### [Short exercise]
Output the material below in its entirety, exactly as given.

■ ■ ■ ■ ■

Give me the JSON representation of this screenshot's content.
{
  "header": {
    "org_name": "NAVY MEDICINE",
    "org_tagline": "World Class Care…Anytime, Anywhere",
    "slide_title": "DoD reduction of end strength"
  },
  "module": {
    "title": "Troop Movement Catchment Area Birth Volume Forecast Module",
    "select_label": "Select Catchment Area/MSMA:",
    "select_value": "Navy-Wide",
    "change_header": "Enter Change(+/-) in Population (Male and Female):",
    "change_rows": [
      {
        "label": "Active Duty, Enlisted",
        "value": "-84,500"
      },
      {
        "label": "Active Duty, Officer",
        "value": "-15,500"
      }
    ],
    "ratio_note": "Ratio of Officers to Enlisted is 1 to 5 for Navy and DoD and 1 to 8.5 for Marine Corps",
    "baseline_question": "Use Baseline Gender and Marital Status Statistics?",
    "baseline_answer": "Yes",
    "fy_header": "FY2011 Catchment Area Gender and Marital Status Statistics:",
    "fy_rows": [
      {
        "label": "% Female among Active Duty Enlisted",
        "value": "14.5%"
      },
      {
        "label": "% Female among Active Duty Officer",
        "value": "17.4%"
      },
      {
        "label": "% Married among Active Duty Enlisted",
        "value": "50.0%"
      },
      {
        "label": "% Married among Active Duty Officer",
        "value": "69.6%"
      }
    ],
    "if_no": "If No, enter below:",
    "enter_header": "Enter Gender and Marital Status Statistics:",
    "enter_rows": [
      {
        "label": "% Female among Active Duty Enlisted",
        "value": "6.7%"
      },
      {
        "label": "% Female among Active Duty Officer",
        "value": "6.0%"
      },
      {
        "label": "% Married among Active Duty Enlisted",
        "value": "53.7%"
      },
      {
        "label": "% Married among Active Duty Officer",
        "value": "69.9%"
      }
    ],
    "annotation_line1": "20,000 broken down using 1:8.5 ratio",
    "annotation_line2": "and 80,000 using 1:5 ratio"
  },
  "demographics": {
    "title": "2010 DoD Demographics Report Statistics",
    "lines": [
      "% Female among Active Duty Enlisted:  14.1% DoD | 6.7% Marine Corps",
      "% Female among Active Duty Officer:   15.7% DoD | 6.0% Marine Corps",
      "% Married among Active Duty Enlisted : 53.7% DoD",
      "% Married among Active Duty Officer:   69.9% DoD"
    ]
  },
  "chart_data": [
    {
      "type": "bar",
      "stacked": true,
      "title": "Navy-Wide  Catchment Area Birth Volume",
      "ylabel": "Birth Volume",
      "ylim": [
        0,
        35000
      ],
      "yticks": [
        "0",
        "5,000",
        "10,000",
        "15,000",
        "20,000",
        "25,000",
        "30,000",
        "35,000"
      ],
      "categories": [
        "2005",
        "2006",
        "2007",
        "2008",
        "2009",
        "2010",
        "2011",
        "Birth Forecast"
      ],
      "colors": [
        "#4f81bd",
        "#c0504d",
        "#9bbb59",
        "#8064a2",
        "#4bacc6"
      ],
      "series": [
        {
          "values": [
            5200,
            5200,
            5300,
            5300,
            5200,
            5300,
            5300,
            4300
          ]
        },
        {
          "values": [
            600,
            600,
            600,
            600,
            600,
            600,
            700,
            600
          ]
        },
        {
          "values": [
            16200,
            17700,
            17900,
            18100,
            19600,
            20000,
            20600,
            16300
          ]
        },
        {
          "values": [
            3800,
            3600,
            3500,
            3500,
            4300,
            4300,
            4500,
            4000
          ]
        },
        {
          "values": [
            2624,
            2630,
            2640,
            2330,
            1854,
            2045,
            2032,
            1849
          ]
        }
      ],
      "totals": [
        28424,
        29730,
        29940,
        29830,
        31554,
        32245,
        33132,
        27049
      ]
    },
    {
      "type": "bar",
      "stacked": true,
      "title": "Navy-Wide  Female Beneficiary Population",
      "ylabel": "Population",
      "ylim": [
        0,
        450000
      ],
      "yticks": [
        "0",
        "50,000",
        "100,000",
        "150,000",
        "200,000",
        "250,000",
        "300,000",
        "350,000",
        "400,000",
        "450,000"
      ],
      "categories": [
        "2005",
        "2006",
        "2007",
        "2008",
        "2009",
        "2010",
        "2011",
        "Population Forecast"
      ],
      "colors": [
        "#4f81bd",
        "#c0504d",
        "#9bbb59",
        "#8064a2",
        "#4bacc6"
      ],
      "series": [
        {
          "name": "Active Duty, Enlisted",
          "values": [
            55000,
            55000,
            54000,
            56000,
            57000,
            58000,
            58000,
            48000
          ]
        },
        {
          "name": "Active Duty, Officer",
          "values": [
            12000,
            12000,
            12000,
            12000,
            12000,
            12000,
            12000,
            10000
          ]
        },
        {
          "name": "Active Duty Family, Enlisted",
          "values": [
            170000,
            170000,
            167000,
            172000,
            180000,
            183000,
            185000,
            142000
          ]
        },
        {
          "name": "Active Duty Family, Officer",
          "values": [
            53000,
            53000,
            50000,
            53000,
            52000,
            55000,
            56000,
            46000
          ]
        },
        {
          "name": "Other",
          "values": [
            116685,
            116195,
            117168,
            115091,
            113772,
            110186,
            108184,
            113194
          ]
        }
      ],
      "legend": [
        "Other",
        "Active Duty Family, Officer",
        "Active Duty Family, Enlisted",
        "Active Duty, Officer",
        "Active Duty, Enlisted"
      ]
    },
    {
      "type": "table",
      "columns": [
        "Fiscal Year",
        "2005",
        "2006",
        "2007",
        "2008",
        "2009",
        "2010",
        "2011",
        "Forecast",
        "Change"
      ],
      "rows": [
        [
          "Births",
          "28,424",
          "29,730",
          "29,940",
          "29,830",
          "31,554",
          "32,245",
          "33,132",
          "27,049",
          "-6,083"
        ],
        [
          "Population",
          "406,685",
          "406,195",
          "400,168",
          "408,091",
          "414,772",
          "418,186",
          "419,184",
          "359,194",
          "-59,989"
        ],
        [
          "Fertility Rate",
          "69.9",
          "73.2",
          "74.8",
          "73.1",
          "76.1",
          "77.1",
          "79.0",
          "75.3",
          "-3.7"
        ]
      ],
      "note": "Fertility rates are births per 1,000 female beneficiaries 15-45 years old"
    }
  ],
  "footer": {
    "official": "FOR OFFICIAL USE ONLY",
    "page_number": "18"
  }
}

■ ■ ■ ■ ■

### [Result for this task]
Give me the JSON representation of this screenshot's content.
{
  "header": {
    "org_name": "NAVY MEDICINE",
    "org_tagline": "World Class Care…Anytime, Anywhere",
    "slide_title": "DoD reduction of end strength"
  },
  "module": {
    "title": "Troop Movement Catchment Area Birth Volume Forecast Module",
    "select_label": "Select Catchment Area/MSMA:",
    "select_value": "Navy-Wide",
    "change_header": "Enter Change(+/-) in Population (Male and Female):",
    "change_rows": [
      {
        "label": "Active Duty, Enlisted",
        "value": "-84,500"
      },
      {
        "label": "Active Duty, Officer",
        "value": "-15,500"
      }
    ],
    "ratio_note": "Ratio of Officers to Enlisted is 1 to 5 for Navy and DoD and 1 to 8.5 for Marine Corps",
    "baseline_question": "Use Baseline Gender and Marital Status Statistics?",
    "baseline_answer": "Yes",
    "fy_header": "FY2011 Catchment Area Gender and Marital Status Statistics:",
    "fy_rows": [
      {
        "label": "% Female among Active Duty Enlisted",
        "value": "14.5%"
      },
      {
        "label": "% Female among Active Duty Officer",
        "value": "17.4%"
      },
      {
        "label": "% Married among Active Duty Enlisted",
        "value": "50.0%"
      },
      {
        "label": "% Married among Active Duty Officer",
        "value": "69.6%"
      }
    ],
    "if_no": "If No, enter below:",
    "enter_header": "Enter Gender and Marital Status Statistics:",
    "enter_rows": [
      {
        "label": "% Female among Active Duty Enlisted",
        "value": "6.7%"
      },
      {
        "label": "% Female among Active Duty Officer",
        "value": "6.0%"
      },
      {
        "label": "% Married among Active Duty Enlisted",
        "value": "53.7%"
      },
      {
        "label": "% Married among Active Duty Officer",
        "value": "69.9%"
      }
    ],
    "annotation_line1": "20,000 broken down using 1:8.5 ratio",
    "annotation_line2": "and 80,000 using 1:5 ratio"
  },
  "demographics": {
    "title": "2010 DoD Demographics Report Statistics",
    "lines": [
      "% Female among Active Duty Enlisted:  14.1% DoD | 6.7% Marine Corps",
      "% Female among Active Duty Officer:   15.7% DoD | 6.0% Marine Corps",
      "% Married among Active Duty Enlisted : 53.7% DoD",
      "% Married among Active Duty Officer:   69.9% DoD"
    ]
  },
  "chart_data": [
    {
      "type": "bar",
      "stacked": true,
      "title": "Navy-Wide  Catchment Area Birth Volume",
      "ylabel": "Birth Volume",
      "ylim": [
        0,
        35000
      ],
      "yticks": [
        "0",
        "5,000",
        "10,000",
        "15,000",
        "20,000",
        "25,000",
        "30,000",
        "35,000"
      ],
      "categories": [
        "2005",
        "2006",
        "2007",
        "2008",
        "2009",
        "2010",
        "2011",
        "Birth Forecast"
      ],
      "colors": [
        "#4f81bd",
        "#c0504d",
        "#9bbb59",
        "#8064a2",
        "#4bacc6"
      ],
      "series": [
        {
          "values": [
            5200,
            5200,
            5300,
            5300,
            5200,
            5300,
            5300,
            4300
          ]
        },
        {
          "values": [
            600,
            600,
            600,
            600,
            600,
            600,
            700,
            600
          ]
        },
        {
          "values": [
            16200,
            17700,
            17900,
            18100,
            19600,
            20000,
            20600,
            16300
          ]
        },
        {
          "values": [
            3800,
            3600,
            3500,
            3500,
            4300,
            4300,
            4500,
            4000
          ]
        },
        {
          "values": [
            2624,
            2630,
            2640,
            2330,
            1854,
            2045,
            2032,
            1849
          ]
        }
      ],
      "totals": [
        28424,
        29730,
        29940,
        29830,
        31554,
        32245,
        33132,
        27049
      ]
    },
    {
      "type": "bar",
      "stacked": true,
      "title": "Navy-Wide  Female Beneficiary Population",
      "ylabel": "Population",
      "ylim": [
        0,
        450000
      ],
      "yticks": [
        "0",
        "50,000",
        "100,000",
        "150,000",
        "200,000",
        "250,000",
        "300,000",
        "350,000",
        "400,000",
        "450,000"
      ],
      "categories": [
        "2005",
        "2006",
        "2007",
        "2008",
        "2009",
        "2010",
        "2011",
        "Population Forecast"
      ],
      "colors": [
        "#4f81bd",
        "#c0504d",
        "#9bbb59",
        "#8064a2",
        "#4bacc6"
      ],
      "series": [
        {
          "name": "Active Duty, Enlisted",
          "values": [
            55000,
            55000,
            54000,
            56000,
            57000,
            58000,
            58000,
            48000
          ]
        },
        {
          "name": "Active Duty, Officer",
          "values": [
            12000,
            12000,
            12000,
            12000,
            12000,
            12000,
            12000,
            10000
          ]
        },
        {
          "name": "Active Duty Family, Enlisted",
          "values": [
            170000,
            170000,
            167000,
            172000,
            180000,
            183000,
            185000,
            142000
          ]
        },
        {
          "name": "Active Duty Family, Officer",
          "values": [
            53000,
            53000,
            50000,
            53000,
            52000,
            55000,
            56000,
            46000
          ]
        },
        {
          "name": "Other",
          "values": [
            116685,
            116195,
            117168,
            115091,
            113772,
            110186,
            108184,
            113194
          ]
        }
      ],
      "legend": [
        "Other",
        "Active Duty Family, Officer",
        "Active Duty Family, Enlisted",
        "Active Duty, Officer",
        "Active Duty, Enlisted"
      ]
    },
    {
      "type": "table",
      "columns": [
        "Fiscal Year",
        "2005",
        "2006",
        "2007",
        "2008",
        "2009",
        "2010",
        "2011",
        "Forecast",
        "Change"
      ],
      "rows": [
        [
          "Births",
          "28,424",
          "29,730",
          "29,940",
          "29,830",
          "31,554",
          "32,245",
          "33,132",
          "27,049",
          "-6,083"
        ],
        [
          "Population",
          "406,685",
          "406,195",
          "400,168",
          "408,091",
          "414,772",
          "418,186",
          "419,184",
          "359,194",
          "-59,989"
        ],
        [
          "Fertility Rate",
          "69.9",
          "73.2",
          "74.8",
          "73.1",
          "76.1",
          "77.1",
          "79.0",
          "75.3",
          "-3.7"
        ]
      ],
      "note": "Fertility rates are births per 1,000 female beneficiaries 15-45 years old"
    }
  ],
  "footer": {
    "official": "FOR OFFICIAL USE ONLY",
    "page_number": "18"
  }
}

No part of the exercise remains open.